Copy each line below that contains "CONVERSA".
>> START
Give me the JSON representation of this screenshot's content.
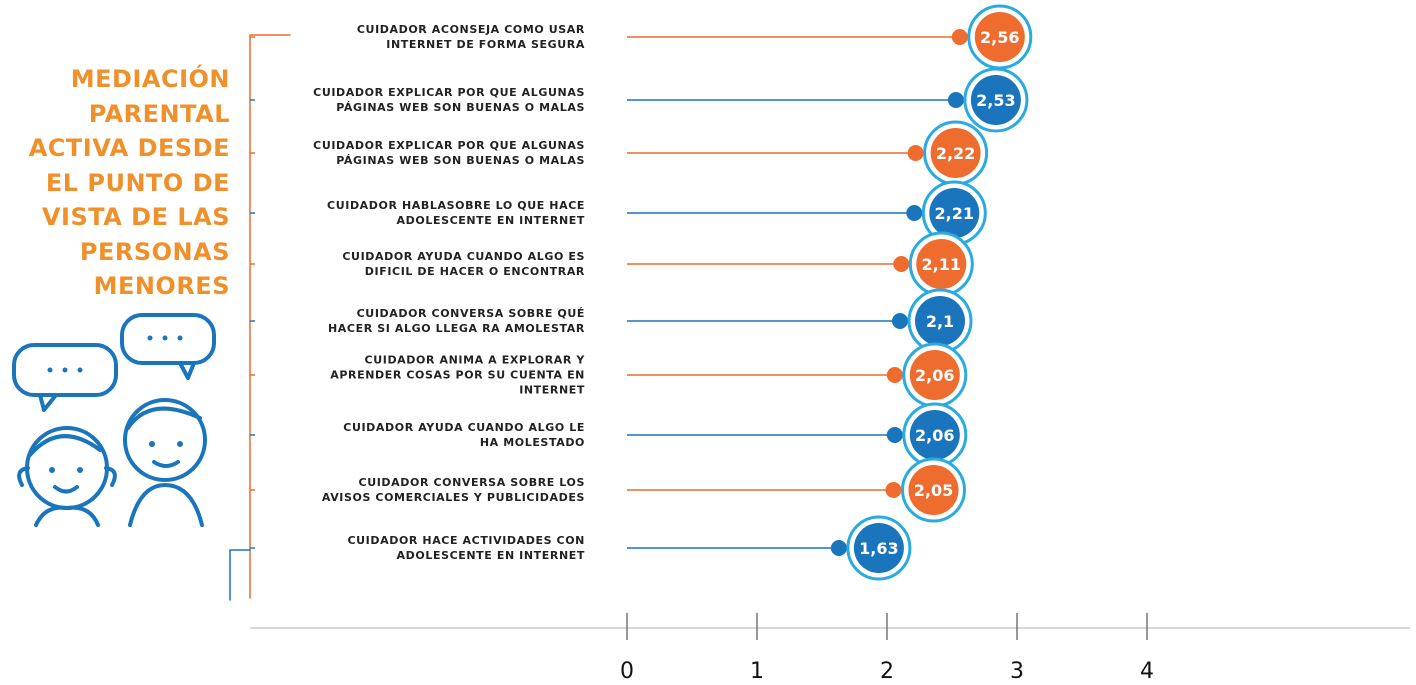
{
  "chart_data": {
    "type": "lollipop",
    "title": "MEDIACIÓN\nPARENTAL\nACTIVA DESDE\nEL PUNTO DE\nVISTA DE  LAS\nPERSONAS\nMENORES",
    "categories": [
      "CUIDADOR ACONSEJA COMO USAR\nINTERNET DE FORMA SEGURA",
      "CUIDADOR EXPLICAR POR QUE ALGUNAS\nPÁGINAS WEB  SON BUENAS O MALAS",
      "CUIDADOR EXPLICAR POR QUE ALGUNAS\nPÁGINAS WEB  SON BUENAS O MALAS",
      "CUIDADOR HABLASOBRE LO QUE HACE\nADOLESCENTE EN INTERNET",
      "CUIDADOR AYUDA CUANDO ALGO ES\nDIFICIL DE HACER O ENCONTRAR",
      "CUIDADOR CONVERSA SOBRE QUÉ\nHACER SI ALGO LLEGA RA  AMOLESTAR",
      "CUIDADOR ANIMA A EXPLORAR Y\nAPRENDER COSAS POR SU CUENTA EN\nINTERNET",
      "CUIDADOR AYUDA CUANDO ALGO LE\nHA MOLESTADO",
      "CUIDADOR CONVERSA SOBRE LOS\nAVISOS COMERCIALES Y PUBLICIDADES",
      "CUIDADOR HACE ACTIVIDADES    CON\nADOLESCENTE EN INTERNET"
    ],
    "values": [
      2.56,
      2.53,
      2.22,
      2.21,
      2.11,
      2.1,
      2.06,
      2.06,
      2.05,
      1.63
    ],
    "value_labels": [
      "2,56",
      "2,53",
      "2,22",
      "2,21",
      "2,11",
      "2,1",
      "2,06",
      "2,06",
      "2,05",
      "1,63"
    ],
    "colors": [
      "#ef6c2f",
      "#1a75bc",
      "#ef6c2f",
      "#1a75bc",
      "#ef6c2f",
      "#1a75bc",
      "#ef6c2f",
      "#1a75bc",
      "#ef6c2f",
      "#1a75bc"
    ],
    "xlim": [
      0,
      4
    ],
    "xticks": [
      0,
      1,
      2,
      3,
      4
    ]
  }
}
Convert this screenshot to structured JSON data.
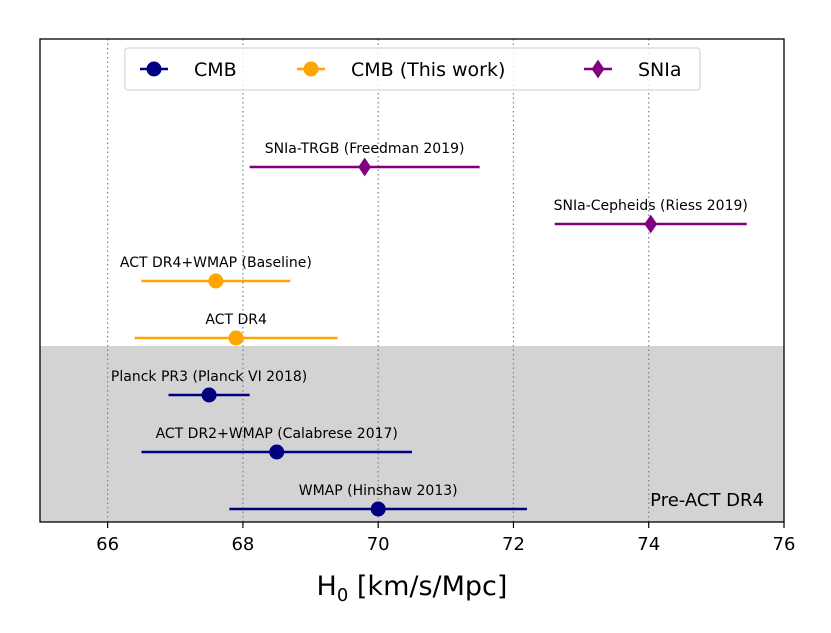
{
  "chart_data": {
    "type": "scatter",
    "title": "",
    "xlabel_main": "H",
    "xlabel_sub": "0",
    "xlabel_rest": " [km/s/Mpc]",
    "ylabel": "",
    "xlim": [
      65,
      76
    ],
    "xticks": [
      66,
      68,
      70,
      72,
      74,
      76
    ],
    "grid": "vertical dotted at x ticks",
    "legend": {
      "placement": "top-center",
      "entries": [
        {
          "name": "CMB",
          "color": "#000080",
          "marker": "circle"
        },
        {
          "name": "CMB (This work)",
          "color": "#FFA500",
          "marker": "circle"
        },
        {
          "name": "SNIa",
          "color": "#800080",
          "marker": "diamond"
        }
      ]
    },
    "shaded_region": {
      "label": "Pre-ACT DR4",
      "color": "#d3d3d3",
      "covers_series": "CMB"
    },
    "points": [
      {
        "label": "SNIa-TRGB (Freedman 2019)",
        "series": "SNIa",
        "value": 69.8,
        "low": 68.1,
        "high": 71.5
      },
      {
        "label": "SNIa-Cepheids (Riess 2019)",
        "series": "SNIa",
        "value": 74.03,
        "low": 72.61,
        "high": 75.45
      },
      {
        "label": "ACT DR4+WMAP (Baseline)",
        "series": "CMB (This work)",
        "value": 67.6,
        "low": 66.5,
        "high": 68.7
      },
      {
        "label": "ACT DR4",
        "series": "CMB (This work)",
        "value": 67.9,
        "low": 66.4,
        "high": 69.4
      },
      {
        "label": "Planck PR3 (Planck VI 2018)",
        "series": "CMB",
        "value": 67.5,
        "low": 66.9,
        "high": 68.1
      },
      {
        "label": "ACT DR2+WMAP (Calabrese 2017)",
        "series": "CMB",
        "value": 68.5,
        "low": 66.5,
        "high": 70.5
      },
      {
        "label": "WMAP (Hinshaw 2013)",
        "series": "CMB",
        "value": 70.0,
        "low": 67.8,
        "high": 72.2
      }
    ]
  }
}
>> END
>> START
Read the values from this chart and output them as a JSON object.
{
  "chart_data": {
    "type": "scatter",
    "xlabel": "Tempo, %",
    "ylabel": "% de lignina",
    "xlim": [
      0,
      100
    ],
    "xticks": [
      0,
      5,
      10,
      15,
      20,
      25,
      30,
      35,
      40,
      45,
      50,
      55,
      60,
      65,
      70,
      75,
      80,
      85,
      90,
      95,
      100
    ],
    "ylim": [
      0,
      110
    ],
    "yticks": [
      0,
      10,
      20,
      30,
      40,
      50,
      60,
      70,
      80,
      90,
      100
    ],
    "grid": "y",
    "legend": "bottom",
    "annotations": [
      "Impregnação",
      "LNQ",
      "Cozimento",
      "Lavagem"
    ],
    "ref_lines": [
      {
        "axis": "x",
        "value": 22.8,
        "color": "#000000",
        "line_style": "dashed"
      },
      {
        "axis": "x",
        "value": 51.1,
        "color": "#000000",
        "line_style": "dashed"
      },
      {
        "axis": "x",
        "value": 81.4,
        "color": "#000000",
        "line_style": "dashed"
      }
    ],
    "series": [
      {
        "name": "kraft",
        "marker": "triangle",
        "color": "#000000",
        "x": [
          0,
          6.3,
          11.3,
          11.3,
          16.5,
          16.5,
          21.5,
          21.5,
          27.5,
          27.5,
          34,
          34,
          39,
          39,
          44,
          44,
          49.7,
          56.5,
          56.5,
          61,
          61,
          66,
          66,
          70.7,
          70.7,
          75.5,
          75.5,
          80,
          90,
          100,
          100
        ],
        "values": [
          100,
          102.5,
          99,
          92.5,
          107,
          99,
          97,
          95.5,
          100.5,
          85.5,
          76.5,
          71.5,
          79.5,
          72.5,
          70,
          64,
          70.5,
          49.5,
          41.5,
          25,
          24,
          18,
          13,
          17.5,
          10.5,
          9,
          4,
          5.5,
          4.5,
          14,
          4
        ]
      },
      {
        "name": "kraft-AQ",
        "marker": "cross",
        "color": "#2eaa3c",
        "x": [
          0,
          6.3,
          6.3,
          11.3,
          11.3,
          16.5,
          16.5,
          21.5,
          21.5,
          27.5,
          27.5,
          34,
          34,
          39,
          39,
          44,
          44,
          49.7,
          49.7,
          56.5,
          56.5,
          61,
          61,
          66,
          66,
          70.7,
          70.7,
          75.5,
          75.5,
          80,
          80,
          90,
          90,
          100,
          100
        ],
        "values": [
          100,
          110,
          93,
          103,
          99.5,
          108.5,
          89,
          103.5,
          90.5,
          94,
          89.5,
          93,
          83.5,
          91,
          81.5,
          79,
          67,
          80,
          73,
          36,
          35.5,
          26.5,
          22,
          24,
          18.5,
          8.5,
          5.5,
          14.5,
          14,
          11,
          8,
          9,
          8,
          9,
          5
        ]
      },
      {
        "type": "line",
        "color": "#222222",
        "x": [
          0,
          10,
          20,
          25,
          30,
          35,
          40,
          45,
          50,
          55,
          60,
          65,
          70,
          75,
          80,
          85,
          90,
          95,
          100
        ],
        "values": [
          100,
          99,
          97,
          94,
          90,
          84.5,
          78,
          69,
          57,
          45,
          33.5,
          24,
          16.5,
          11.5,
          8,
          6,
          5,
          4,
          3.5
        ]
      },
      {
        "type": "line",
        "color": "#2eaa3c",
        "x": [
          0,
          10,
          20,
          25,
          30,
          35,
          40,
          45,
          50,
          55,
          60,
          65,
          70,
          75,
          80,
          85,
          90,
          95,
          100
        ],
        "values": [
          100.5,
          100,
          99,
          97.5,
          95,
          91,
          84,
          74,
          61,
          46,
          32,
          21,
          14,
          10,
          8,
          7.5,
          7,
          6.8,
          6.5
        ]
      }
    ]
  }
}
>> END
■ **REPLY**:
      "CUIDADOR CONVERSA SOBRE QUÉ\nHACER SI ALGO LLEGA RA  AMOLESTAR",
      "CUIDADOR CONVERSA SOBRE LOS\nAVISOS COMERCIALES Y PUBLICIDADES",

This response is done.